## begin Entries supplied

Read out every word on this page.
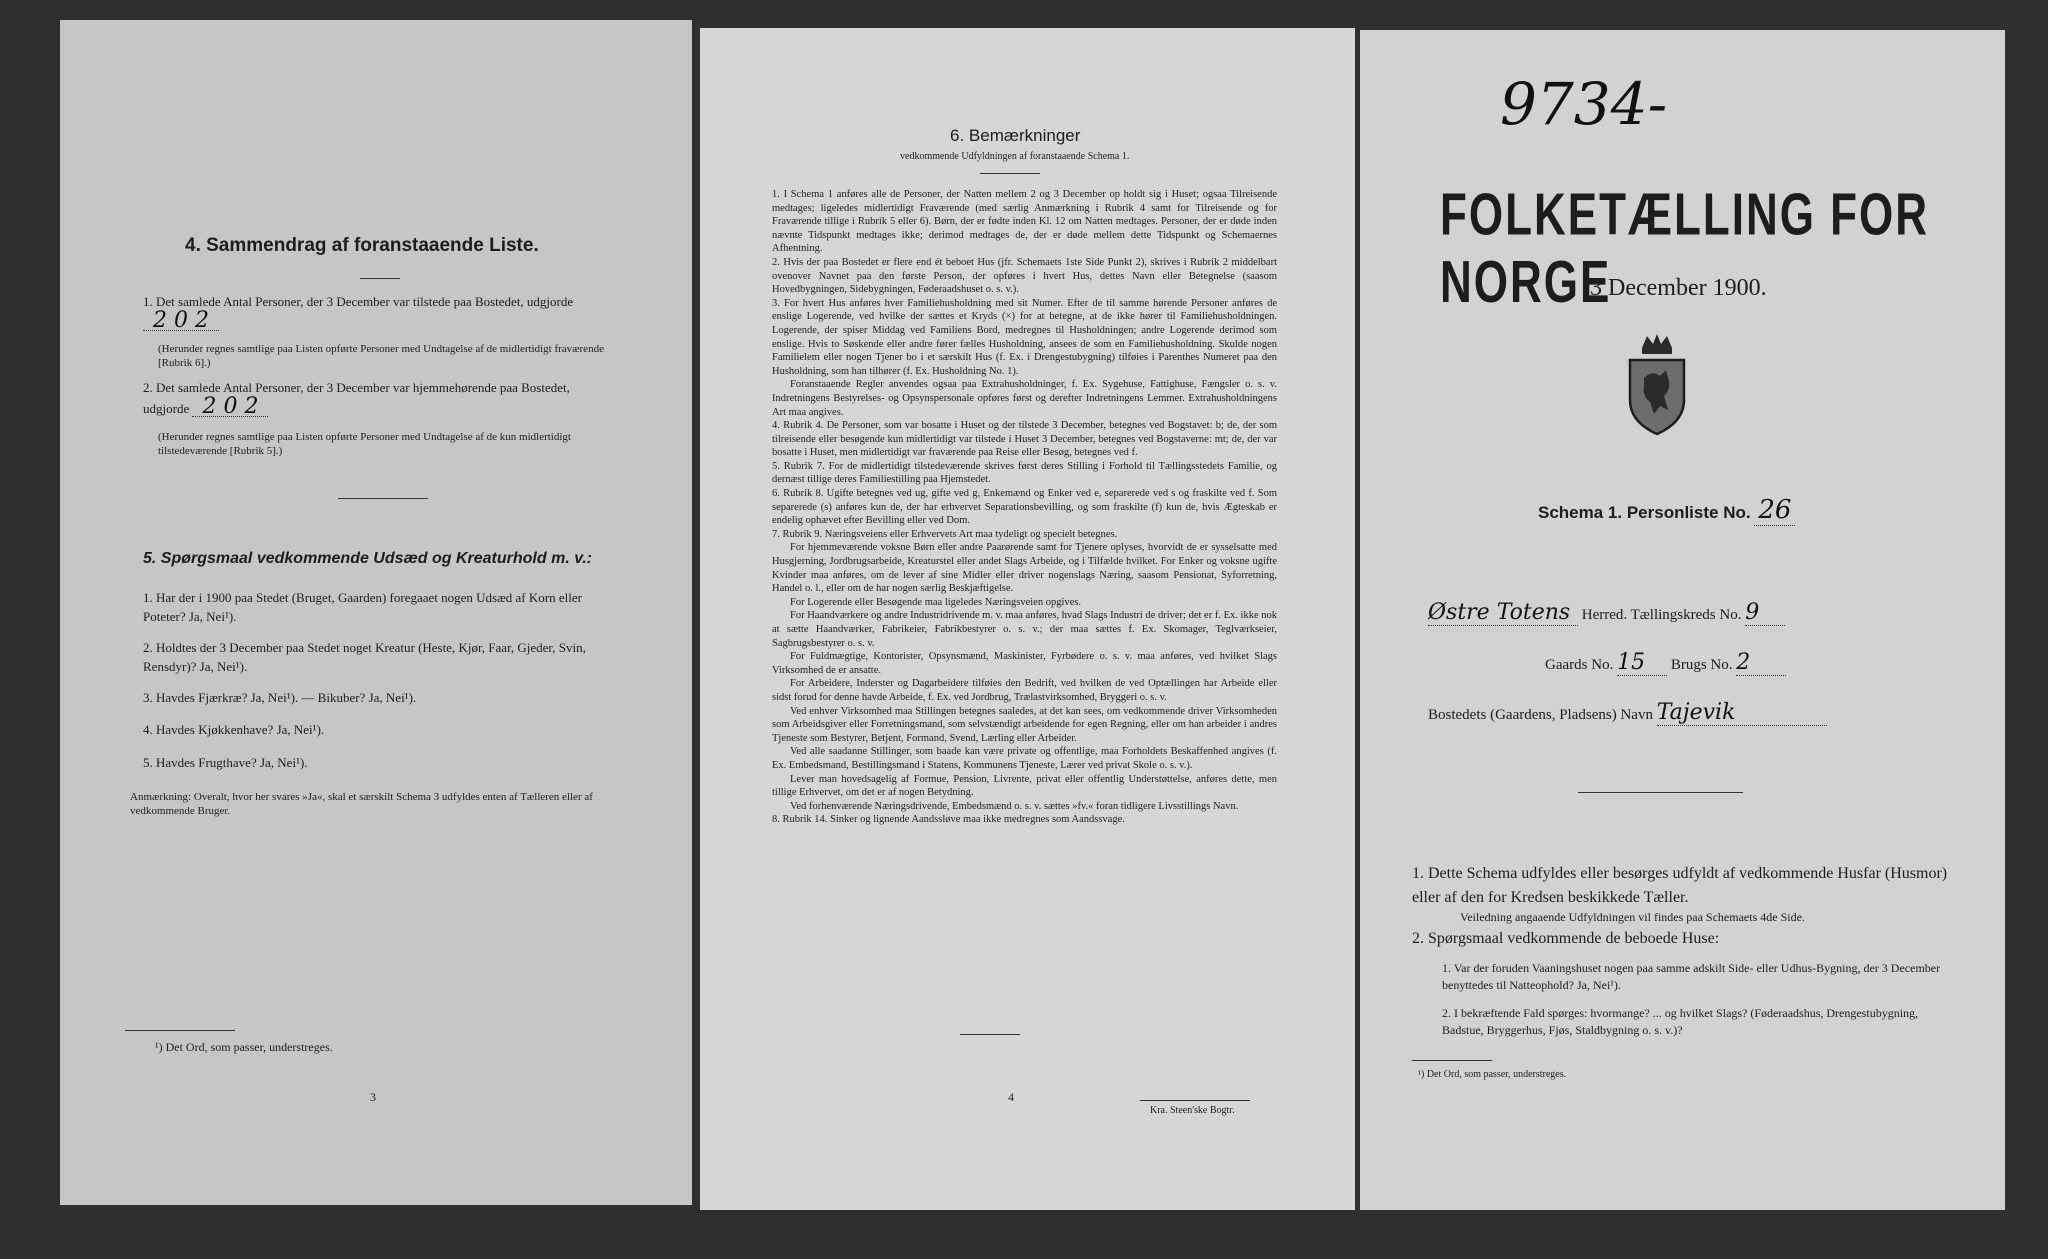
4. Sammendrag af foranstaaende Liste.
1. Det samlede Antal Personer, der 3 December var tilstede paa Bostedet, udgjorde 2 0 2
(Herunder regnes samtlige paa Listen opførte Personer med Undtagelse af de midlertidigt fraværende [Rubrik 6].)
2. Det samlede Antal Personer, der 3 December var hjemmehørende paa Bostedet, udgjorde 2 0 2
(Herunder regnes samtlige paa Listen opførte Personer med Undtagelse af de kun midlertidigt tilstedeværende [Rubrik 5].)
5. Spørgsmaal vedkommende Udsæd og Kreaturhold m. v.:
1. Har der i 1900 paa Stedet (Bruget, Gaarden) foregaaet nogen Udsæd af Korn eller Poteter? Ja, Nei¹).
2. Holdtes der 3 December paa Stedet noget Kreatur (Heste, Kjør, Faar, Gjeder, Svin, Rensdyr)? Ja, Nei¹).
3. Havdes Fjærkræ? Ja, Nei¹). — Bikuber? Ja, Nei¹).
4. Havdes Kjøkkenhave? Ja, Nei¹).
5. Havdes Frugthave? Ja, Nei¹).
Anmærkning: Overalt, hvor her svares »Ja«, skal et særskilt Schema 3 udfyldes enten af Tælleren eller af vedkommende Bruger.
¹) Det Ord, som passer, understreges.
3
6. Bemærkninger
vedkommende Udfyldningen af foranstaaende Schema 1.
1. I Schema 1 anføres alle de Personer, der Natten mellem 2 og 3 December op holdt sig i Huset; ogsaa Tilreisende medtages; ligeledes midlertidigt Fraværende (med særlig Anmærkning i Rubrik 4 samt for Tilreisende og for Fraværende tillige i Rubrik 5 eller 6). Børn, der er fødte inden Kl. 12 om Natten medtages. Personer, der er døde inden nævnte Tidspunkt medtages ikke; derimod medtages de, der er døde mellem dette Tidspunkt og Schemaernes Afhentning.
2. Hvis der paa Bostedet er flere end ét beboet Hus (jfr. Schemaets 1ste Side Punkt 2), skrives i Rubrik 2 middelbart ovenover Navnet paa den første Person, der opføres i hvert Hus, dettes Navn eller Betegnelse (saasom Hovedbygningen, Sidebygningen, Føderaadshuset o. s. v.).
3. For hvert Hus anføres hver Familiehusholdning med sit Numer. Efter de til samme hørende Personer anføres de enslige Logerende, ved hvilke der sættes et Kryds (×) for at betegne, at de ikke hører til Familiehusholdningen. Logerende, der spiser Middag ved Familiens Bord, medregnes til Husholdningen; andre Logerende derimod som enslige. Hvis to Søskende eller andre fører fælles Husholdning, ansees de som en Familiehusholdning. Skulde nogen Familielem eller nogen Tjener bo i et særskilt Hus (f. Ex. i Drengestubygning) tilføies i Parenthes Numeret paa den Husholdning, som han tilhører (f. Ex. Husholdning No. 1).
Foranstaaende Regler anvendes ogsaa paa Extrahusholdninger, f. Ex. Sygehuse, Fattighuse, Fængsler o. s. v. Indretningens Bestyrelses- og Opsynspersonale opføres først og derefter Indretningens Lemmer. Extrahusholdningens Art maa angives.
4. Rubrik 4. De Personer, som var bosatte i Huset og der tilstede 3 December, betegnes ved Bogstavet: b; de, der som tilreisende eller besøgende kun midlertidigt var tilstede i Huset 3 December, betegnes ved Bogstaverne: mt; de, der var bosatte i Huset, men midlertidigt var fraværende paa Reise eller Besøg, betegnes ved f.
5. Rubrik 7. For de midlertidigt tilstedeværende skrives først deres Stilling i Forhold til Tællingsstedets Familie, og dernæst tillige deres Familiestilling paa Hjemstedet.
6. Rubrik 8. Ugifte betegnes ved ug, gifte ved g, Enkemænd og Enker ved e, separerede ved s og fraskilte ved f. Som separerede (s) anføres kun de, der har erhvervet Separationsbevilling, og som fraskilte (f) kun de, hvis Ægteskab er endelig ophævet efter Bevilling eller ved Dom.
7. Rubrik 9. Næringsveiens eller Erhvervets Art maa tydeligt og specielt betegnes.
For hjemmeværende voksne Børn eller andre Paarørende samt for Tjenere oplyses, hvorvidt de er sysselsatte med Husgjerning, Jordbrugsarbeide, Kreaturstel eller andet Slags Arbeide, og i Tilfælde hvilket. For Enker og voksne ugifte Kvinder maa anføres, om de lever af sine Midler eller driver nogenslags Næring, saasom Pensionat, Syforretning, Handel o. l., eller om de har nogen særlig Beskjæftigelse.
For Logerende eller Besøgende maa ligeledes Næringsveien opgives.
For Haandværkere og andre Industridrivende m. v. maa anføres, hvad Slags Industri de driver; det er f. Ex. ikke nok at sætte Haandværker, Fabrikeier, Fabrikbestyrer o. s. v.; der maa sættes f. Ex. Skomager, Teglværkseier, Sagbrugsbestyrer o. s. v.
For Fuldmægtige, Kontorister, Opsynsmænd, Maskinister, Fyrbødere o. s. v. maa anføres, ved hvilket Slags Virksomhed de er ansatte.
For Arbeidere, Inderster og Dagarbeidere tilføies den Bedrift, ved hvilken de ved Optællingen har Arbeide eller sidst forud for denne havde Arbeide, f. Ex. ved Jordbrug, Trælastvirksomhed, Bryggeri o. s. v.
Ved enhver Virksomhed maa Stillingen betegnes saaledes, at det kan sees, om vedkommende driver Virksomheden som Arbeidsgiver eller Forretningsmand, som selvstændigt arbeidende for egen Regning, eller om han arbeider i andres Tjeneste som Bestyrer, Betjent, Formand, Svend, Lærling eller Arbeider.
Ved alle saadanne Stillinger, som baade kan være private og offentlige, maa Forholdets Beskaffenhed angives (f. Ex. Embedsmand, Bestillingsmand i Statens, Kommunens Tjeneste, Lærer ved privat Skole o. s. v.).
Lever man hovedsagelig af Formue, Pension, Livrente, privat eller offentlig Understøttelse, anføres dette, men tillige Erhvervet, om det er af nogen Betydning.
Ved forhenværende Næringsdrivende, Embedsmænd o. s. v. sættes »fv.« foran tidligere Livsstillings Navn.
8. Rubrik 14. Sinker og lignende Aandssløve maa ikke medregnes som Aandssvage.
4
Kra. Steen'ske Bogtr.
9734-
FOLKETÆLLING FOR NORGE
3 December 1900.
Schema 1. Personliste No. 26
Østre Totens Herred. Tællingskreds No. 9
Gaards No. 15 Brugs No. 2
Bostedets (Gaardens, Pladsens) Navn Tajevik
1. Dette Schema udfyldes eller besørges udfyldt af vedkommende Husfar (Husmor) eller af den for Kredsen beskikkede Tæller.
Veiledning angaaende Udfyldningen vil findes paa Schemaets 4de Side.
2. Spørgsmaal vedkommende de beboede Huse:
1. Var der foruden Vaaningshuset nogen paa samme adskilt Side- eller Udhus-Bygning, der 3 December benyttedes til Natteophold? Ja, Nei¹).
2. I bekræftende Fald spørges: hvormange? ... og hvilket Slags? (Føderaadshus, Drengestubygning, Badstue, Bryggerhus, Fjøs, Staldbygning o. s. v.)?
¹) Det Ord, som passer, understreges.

## end Entries supplied
## begin Entries supplied

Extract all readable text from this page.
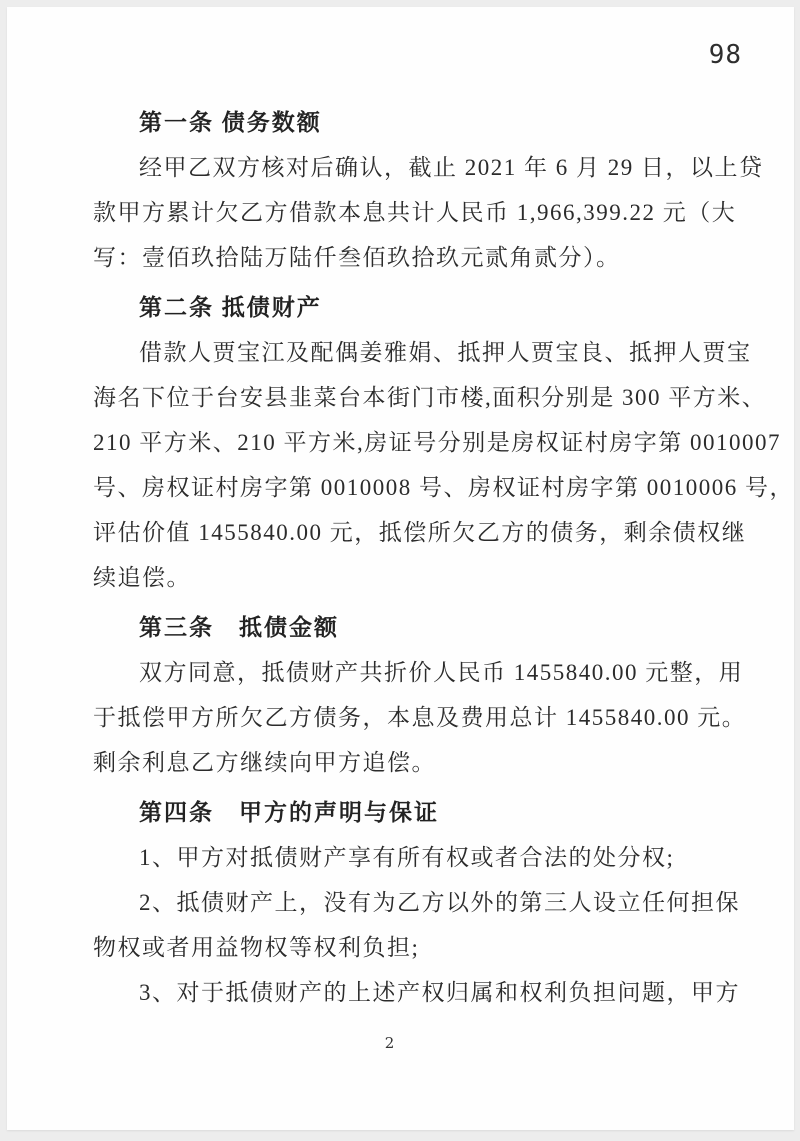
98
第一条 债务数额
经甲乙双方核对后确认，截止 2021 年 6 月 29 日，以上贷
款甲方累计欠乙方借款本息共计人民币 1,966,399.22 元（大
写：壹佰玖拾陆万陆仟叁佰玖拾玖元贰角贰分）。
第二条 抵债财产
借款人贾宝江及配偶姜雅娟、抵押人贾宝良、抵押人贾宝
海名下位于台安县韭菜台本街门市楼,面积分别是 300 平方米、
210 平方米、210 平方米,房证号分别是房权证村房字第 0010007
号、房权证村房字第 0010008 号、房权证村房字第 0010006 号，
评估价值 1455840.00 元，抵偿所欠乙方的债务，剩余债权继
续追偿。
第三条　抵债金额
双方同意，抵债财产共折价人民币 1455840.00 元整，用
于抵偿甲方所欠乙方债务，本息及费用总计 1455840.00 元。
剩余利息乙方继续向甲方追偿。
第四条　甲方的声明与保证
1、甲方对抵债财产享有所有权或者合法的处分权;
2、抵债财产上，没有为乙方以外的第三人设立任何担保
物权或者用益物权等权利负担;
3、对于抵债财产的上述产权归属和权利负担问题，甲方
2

## end Entries supplied

**Given instruction:** Copy each line of the records containing the string "opførte".

**Task output:**
(Herunder regnes samtlige paa Listen opførte Personer med Undtagelse af de midlertidigt fraværende [Rubrik 6].)
(Herunder regnes samtlige paa Listen opførte Personer med Undtagelse af de kun midlertidigt tilstedeværende [Rubrik 5].)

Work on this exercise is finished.